--- BEGIN ---
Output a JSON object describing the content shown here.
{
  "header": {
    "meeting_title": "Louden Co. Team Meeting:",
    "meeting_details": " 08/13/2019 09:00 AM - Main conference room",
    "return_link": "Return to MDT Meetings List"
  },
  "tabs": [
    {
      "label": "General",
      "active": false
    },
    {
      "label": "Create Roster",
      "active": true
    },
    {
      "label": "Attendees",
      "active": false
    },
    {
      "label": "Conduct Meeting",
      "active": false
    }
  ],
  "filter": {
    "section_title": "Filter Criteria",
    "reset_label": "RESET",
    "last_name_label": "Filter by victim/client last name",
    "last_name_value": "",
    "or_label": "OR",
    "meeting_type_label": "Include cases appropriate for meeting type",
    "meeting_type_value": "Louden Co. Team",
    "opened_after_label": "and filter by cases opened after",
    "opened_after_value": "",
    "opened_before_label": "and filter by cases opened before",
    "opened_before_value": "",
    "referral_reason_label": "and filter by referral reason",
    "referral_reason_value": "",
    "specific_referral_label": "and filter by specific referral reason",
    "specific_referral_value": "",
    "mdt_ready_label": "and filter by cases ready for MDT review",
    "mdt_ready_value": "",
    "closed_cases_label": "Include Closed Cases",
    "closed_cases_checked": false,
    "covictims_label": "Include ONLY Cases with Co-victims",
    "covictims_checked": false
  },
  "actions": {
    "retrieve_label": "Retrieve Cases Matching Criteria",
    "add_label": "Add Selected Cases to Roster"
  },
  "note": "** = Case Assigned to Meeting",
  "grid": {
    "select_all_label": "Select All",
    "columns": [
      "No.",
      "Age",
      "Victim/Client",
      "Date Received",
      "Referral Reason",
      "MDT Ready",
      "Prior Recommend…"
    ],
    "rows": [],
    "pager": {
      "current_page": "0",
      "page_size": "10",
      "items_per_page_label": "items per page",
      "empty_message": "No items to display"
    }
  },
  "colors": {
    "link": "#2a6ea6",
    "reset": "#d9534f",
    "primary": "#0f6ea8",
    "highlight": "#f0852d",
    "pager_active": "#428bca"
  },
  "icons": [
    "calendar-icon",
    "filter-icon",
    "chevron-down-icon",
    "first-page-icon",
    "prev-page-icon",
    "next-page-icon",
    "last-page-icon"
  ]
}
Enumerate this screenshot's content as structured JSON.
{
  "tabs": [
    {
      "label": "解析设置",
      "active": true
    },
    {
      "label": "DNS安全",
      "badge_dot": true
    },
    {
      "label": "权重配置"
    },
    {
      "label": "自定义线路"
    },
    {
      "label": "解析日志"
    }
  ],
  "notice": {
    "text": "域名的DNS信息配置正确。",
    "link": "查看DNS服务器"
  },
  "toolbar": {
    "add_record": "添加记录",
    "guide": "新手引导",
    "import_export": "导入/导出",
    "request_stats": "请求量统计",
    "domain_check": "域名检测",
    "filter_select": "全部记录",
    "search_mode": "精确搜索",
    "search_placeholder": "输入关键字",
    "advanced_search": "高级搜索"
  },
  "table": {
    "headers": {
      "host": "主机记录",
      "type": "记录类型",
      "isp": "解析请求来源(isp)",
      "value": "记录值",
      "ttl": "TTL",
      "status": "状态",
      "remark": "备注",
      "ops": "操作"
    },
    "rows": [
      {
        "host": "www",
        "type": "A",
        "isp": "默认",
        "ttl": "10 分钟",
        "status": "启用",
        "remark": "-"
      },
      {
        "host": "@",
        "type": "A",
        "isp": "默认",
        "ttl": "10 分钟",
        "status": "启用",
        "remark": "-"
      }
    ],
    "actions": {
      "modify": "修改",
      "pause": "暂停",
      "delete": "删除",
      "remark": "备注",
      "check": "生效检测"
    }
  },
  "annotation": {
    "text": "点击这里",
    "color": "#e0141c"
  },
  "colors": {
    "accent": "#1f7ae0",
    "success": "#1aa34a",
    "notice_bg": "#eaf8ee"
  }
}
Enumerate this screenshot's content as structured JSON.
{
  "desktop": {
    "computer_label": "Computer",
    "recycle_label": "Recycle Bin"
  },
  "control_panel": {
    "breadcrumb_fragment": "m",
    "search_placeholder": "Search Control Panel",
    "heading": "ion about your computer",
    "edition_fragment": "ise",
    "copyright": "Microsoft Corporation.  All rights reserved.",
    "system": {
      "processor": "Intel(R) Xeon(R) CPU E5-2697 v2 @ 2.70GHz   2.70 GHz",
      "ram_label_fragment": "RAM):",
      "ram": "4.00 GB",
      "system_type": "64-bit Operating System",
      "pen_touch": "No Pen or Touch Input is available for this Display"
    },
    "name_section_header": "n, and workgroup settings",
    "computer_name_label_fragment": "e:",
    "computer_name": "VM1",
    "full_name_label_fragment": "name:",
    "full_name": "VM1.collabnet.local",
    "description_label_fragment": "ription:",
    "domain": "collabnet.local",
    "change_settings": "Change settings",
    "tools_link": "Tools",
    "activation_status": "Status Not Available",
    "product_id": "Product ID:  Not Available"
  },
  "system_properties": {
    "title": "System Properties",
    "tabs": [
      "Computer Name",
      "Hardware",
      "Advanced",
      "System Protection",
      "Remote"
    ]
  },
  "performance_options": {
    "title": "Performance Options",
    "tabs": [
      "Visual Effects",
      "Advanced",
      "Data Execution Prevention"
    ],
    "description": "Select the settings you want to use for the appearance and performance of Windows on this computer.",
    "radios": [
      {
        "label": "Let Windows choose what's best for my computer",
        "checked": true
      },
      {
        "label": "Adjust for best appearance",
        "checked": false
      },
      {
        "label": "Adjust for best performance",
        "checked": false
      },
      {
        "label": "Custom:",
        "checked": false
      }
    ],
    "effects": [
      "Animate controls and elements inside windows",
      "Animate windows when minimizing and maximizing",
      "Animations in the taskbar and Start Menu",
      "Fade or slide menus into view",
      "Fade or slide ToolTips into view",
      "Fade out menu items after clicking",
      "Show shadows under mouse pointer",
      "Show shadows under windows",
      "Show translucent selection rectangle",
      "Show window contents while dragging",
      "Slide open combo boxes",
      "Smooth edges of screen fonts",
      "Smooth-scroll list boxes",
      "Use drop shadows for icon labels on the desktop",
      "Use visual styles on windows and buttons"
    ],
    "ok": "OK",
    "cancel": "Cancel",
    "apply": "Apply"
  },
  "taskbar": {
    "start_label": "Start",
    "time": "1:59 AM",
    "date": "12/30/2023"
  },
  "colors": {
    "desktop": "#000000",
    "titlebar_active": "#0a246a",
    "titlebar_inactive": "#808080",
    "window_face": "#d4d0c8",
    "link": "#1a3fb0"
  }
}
--- END ---
§ **DIRECTIVE**: The listing above should be transcribed in full, exactly as written.

§ **FINAL RESULT**:
Output a JSON object describing the content shown here.
{
  "header": {
    "meeting_title": "Louden Co. Team Meeting:",
    "meeting_details": " 08/13/2019 09:00 AM - Main conference room",
    "return_link": "Return to MDT Meetings List"
  },
  "tabs": [
    {
      "label": "General",
      "active": false
    },
    {
      "label": "Create Roster",
      "active": true
    },
    {
      "label": "Attendees",
      "active": false
    },
    {
      "label": "Conduct Meeting",
      "active": false
    }
  ],
  "filter": {
    "section_title": "Filter Criteria",
    "reset_label": "RESET",
    "last_name_label": "Filter by victim/client last name",
    "last_name_value": "",
    "or_label": "OR",
    "meeting_type_label": "Include cases appropriate for meeting type",
    "meeting_type_value": "Louden Co. Team",
    "opened_after_label": "and filter by cases opened after",
    "opened_after_value": "",
    "opened_before_label": "and filter by cases opened before",
    "opened_before_value": "",
    "referral_reason_label": "and filter by referral reason",
    "referral_reason_value": "",
    "specific_referral_label": "and filter by specific referral reason",
    "specific_referral_value": "",
    "mdt_ready_label": "and filter by cases ready for MDT review",
    "mdt_ready_value": "",
    "closed_cases_label": "Include Closed Cases",
    "closed_cases_checked": false,
    "covictims_label": "Include ONLY Cases with Co-victims",
    "covictims_checked": false
  },
  "actions": {
    "retrieve_label": "Retrieve Cases Matching Criteria",
    "add_label": "Add Selected Cases to Roster"
  },
  "note": "** = Case Assigned to Meeting",
  "grid": {
    "select_all_label": "Select All",
    "columns": [
      "No.",
      "Age",
      "Victim/Client",
      "Date Received",
      "Referral Reason",
      "MDT Ready",
      "Prior Recommend…"
    ],
    "rows": [],
    "pager": {
      "current_page": "0",
      "page_size": "10",
      "items_per_page_label": "items per page",
      "empty_message": "No items to display"
    }
  },
  "colors": {
    "link": "#2a6ea6",
    "reset": "#d9534f",
    "primary": "#0f6ea8",
    "highlight": "#f0852d",
    "pager_active": "#428bca"
  },
  "icons": [
    "calendar-icon",
    "filter-icon",
    "chevron-down-icon",
    "first-page-icon",
    "prev-page-icon",
    "next-page-icon",
    "last-page-icon"
  ]
}
Enumerate this screenshot's content as structured JSON.
{
  "tabs": [
    {
      "label": "解析设置",
      "active": true
    },
    {
      "label": "DNS安全",
      "badge_dot": true
    },
    {
      "label": "权重配置"
    },
    {
      "label": "自定义线路"
    },
    {
      "label": "解析日志"
    }
  ],
  "notice": {
    "text": "域名的DNS信息配置正确。",
    "link": "查看DNS服务器"
  },
  "toolbar": {
    "add_record": "添加记录",
    "guide": "新手引导",
    "import_export": "导入/导出",
    "request_stats": "请求量统计",
    "domain_check": "域名检测",
    "filter_select": "全部记录",
    "search_mode": "精确搜索",
    "search_placeholder": "输入关键字",
    "advanced_search": "高级搜索"
  },
  "table": {
    "headers": {
      "host": "主机记录",
      "type": "记录类型",
      "isp": "解析请求来源(isp)",
      "value": "记录值",
      "ttl": "TTL",
      "status": "状态",
      "remark": "备注",
      "ops": "操作"
    },
    "rows": [
      {
        "host": "www",
        "type": "A",
        "isp": "默认",
        "ttl": "10 分钟",
        "status": "启用",
        "remark": "-"
      },
      {
        "host": "@",
        "type": "A",
        "isp": "默认",
        "ttl": "10 分钟",
        "status": "启用",
        "remark": "-"
      }
    ],
    "actions": {
      "modify": "修改",
      "pause": "暂停",
      "delete": "删除",
      "remark": "备注",
      "check": "生效检测"
    }
  },
  "annotation": {
    "text": "点击这里",
    "color": "#e0141c"
  },
  "colors": {
    "accent": "#1f7ae0",
    "success": "#1aa34a",
    "notice_bg": "#eaf8ee"
  }
}
Enumerate this screenshot's content as structured JSON.
{
  "desktop": {
    "computer_label": "Computer",
    "recycle_label": "Recycle Bin"
  },
  "control_panel": {
    "breadcrumb_fragment": "m",
    "search_placeholder": "Search Control Panel",
    "heading": "ion about your computer",
    "edition_fragment": "ise",
    "copyright": "Microsoft Corporation.  All rights reserved.",
    "system": {
      "processor": "Intel(R) Xeon(R) CPU E5-2697 v2 @ 2.70GHz   2.70 GHz",
      "ram_label_fragment": "RAM):",
      "ram": "4.00 GB",
      "system_type": "64-bit Operating System",
      "pen_touch": "No Pen or Touch Input is available for this Display"
    },
    "name_section_header": "n, and workgroup settings",
    "computer_name_label_fragment": "e:",
    "computer_name": "VM1",
    "full_name_label_fragment": "name:",
    "full_name": "VM1.collabnet.local",
    "description_label_fragment": "ription:",
    "domain": "collabnet.local",
    "change_settings": "Change settings",
    "tools_link": "Tools",
    "activation_status": "Status Not Available",
    "product_id": "Product ID:  Not Available"
  },
  "system_properties": {
    "title": "System Properties",
    "tabs": [
      "Computer Name",
      "Hardware",
      "Advanced",
      "System Protection",
      "Remote"
    ]
  },
  "performance_options": {
    "title": "Performance Options",
    "tabs": [
      "Visual Effects",
      "Advanced",
      "Data Execution Prevention"
    ],
    "description": "Select the settings you want to use for the appearance and performance of Windows on this computer.",
    "radios": [
      {
        "label": "Let Windows choose what's best for my computer",
        "checked": true
      },
      {
        "label": "Adjust for best appearance",
        "checked": false
      },
      {
        "label": "Adjust for best performance",
        "checked": false
      },
      {
        "label": "Custom:",
        "checked": false
      }
    ],
    "effects": [
      "Animate controls and elements inside windows",
      "Animate windows when minimizing and maximizing",
      "Animations in the taskbar and Start Menu",
      "Fade or slide menus into view",
      "Fade or slide ToolTips into view",
      "Fade out menu items after clicking",
      "Show shadows under mouse pointer",
      "Show shadows under windows",
      "Show translucent selection rectangle",
      "Show window contents while dragging",
      "Slide open combo boxes",
      "Smooth edges of screen fonts",
      "Smooth-scroll list boxes",
      "Use drop shadows for icon labels on the desktop",
      "Use visual styles on windows and buttons"
    ],
    "ok": "OK",
    "cancel": "Cancel",
    "apply": "Apply"
  },
  "taskbar": {
    "start_label": "Start",
    "time": "1:59 AM",
    "date": "12/30/2023"
  },
  "colors": {
    "desktop": "#000000",
    "titlebar_active": "#0a246a",
    "titlebar_inactive": "#808080",
    "window_face": "#d4d0c8",
    "link": "#1a3fb0"
  }
}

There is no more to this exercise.